** START OF Record excerpts **

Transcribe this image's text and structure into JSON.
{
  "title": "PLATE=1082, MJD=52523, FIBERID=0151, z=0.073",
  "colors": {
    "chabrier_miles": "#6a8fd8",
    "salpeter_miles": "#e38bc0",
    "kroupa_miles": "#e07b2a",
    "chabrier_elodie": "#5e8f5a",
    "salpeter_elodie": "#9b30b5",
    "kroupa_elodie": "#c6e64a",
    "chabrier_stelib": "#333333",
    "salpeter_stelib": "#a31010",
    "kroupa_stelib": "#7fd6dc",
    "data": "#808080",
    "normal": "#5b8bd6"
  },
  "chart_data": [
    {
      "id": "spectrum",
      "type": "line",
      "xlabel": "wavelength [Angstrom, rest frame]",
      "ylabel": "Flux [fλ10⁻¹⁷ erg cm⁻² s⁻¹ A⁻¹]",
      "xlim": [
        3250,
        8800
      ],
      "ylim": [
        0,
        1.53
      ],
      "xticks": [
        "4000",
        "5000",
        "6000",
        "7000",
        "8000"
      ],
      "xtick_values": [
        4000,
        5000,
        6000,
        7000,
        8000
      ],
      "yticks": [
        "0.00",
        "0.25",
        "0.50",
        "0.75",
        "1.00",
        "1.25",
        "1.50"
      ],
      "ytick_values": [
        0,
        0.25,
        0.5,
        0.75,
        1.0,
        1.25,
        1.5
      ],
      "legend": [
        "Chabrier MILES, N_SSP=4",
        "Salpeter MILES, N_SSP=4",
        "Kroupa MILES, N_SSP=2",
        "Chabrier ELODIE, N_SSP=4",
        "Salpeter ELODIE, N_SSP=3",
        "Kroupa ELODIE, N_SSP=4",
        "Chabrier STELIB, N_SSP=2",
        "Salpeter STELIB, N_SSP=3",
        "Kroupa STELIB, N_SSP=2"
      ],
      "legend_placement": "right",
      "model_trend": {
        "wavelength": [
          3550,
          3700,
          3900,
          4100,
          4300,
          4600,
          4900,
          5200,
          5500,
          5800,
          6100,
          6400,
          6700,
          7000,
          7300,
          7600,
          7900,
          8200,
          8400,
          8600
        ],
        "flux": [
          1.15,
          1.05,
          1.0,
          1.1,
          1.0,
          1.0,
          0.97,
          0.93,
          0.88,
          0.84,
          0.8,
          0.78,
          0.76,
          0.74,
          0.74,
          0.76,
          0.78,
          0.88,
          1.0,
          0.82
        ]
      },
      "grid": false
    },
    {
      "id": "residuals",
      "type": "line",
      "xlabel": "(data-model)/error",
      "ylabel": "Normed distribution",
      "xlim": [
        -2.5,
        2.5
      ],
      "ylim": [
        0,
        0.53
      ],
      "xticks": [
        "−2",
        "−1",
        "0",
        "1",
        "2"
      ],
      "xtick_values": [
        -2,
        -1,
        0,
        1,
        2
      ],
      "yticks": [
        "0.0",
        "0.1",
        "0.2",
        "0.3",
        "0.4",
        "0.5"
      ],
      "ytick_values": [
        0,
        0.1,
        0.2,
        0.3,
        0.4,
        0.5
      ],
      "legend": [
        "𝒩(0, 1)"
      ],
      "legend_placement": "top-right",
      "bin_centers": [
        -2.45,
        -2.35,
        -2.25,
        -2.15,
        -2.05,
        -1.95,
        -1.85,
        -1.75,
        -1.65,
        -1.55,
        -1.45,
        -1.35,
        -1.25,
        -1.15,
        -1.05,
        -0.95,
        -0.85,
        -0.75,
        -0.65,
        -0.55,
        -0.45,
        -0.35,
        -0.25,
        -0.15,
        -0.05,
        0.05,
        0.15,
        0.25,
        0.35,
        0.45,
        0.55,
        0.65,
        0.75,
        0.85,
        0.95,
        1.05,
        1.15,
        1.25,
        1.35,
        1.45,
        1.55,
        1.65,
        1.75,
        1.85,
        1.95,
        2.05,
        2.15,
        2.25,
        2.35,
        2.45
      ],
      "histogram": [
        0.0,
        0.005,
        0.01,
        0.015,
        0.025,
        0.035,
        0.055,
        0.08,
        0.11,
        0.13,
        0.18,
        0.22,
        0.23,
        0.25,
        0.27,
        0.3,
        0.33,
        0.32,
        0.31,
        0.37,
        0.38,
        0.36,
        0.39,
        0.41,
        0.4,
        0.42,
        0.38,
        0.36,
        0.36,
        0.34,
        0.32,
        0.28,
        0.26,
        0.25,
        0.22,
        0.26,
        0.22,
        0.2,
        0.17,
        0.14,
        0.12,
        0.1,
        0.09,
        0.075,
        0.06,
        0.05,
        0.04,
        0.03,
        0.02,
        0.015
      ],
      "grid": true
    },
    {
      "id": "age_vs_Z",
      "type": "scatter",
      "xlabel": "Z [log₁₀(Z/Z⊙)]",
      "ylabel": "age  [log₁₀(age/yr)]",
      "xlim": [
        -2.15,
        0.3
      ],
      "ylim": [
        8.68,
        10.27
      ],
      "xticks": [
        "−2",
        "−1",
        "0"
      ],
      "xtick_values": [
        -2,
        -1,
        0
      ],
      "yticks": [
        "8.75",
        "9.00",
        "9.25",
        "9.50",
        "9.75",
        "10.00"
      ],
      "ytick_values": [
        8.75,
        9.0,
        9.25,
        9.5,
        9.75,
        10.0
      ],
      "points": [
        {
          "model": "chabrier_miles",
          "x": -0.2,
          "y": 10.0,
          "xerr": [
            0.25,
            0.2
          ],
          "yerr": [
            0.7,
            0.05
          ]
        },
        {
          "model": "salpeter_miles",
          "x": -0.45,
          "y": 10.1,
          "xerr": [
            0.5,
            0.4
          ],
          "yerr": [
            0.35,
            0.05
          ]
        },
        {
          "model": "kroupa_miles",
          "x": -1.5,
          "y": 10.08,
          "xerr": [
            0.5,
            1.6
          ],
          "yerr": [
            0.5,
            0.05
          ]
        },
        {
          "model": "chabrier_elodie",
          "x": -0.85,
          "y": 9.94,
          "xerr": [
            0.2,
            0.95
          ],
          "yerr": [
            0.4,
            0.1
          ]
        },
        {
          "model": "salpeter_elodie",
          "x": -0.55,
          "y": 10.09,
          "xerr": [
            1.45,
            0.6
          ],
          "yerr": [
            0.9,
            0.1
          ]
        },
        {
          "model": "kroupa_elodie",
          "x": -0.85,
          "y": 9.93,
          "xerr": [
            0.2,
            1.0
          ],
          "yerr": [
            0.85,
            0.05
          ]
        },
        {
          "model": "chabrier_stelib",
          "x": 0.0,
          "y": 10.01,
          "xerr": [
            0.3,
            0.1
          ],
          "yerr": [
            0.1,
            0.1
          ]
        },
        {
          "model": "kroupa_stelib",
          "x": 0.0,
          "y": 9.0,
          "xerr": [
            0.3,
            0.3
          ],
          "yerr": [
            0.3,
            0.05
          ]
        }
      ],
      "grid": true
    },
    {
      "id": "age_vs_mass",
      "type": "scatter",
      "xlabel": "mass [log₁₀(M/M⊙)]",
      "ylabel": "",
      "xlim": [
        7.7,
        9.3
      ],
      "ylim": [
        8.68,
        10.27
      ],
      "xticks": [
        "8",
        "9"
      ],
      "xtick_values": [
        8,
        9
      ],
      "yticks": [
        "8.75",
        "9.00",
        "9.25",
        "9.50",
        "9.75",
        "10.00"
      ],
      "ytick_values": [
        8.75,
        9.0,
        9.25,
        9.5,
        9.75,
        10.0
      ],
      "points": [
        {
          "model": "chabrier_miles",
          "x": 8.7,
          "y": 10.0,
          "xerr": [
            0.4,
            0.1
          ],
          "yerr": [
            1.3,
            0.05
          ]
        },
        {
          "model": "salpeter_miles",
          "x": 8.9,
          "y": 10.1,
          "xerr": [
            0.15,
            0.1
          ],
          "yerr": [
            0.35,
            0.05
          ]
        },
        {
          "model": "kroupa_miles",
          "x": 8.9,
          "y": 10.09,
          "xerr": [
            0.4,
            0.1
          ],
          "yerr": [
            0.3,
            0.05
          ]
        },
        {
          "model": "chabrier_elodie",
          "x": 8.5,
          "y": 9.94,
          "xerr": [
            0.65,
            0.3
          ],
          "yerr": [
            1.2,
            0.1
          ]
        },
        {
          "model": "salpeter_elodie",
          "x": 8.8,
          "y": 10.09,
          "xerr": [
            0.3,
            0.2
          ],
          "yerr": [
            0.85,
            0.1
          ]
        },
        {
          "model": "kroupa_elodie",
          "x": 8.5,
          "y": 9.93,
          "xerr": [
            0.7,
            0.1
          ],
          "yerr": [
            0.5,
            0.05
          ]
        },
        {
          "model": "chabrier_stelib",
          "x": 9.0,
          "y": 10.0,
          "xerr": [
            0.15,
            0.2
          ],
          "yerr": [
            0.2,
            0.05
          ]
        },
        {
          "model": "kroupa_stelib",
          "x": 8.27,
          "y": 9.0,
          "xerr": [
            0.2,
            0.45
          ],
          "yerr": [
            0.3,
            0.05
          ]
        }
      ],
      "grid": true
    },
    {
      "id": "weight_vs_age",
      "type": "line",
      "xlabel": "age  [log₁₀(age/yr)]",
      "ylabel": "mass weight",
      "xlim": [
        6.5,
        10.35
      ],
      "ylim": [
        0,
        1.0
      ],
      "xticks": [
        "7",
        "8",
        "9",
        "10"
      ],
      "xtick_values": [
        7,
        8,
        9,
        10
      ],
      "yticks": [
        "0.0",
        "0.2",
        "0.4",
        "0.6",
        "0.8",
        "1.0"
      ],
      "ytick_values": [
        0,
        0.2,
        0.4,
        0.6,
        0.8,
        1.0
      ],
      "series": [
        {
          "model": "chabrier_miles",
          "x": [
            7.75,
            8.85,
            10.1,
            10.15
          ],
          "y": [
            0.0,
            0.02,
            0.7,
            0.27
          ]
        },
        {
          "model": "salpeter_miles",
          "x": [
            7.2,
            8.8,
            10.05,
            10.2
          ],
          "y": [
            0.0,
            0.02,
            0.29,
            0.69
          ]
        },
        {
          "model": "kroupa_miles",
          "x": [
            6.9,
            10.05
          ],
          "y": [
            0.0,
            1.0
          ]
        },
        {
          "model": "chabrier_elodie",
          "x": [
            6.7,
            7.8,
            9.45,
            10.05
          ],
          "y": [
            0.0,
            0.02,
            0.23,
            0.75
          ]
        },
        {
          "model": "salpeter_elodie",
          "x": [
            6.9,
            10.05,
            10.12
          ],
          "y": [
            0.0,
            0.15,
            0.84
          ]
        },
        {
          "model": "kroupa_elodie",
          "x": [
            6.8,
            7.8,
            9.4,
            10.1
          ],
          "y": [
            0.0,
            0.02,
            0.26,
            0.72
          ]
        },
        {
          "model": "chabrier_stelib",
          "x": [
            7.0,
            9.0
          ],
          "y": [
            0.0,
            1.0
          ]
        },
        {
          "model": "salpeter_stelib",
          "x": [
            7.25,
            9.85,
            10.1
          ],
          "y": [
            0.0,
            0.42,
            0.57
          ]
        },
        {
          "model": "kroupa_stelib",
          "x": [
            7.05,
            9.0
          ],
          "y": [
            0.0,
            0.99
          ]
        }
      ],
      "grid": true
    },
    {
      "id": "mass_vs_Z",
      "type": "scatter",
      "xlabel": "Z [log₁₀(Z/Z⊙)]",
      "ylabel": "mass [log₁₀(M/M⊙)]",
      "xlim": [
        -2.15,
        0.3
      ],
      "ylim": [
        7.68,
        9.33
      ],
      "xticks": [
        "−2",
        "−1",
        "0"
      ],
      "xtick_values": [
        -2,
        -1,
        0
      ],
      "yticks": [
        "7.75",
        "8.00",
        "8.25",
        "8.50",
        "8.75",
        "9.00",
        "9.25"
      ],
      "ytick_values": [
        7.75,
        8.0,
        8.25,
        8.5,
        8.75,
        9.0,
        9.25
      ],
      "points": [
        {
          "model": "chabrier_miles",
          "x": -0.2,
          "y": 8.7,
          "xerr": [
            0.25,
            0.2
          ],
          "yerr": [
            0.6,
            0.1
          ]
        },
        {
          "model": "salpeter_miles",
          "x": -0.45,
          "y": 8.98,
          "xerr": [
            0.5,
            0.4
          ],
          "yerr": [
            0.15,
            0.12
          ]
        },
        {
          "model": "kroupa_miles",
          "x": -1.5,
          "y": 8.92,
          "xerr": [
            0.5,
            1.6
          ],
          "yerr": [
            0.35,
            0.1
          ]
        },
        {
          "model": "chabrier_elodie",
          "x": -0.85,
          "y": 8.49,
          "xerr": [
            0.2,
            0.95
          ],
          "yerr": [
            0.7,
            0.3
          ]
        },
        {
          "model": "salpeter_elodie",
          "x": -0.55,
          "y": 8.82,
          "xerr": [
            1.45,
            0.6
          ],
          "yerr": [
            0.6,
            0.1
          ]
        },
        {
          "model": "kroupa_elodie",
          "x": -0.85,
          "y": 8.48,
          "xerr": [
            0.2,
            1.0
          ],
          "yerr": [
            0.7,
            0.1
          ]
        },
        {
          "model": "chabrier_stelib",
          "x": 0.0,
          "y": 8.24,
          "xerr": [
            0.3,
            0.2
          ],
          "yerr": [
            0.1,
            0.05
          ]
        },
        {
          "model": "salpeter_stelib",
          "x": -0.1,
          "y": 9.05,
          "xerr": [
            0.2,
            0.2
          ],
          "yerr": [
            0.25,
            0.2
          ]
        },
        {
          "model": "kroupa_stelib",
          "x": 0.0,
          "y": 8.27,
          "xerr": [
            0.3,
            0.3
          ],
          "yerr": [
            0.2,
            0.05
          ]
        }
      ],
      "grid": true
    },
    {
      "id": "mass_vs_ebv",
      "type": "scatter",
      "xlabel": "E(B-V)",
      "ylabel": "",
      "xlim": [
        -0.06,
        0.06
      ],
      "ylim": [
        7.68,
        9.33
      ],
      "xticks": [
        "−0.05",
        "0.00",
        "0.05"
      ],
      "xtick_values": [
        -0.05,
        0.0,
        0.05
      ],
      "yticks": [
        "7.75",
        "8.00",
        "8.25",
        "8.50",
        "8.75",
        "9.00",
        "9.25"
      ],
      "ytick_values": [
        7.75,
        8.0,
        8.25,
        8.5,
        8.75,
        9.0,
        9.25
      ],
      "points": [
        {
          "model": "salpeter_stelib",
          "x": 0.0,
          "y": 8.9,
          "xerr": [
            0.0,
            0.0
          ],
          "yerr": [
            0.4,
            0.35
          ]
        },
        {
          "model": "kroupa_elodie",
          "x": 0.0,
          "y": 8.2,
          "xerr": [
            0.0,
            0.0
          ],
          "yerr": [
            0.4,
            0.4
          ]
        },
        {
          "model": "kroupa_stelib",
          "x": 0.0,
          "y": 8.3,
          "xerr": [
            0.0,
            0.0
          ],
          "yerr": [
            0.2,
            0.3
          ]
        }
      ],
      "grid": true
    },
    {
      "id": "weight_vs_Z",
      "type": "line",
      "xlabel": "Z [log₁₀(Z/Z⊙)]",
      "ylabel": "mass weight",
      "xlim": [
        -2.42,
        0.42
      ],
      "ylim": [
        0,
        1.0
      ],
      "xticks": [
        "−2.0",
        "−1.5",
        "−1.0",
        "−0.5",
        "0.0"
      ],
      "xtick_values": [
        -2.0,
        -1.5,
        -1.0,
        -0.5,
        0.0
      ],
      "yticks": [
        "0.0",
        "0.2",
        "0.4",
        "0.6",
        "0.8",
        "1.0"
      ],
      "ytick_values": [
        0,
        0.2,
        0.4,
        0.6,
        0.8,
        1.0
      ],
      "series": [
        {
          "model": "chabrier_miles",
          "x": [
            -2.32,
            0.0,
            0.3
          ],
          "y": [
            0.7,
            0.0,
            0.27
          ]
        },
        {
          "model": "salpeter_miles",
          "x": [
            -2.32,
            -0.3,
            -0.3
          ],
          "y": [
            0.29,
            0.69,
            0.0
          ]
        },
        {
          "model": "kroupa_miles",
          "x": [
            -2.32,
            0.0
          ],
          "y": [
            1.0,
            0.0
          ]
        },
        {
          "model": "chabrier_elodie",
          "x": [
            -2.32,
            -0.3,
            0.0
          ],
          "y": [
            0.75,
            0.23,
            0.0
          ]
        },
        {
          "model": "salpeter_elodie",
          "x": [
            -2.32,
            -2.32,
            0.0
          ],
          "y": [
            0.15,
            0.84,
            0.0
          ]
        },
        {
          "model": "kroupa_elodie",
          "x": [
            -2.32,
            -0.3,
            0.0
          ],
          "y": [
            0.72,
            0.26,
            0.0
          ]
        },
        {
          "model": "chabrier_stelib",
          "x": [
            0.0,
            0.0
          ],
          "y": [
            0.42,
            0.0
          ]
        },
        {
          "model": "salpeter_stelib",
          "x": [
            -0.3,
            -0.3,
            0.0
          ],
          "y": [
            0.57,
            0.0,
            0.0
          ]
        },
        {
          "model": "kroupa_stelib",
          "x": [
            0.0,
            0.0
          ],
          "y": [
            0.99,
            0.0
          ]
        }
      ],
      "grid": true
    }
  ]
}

** END OF Record excerpts **

Instructions to follow: Using the listing above, locate the lines that hold "right" and copy each one.

Answer to the task:
      "legend_placement": "right",
      "legend_placement": "top-right",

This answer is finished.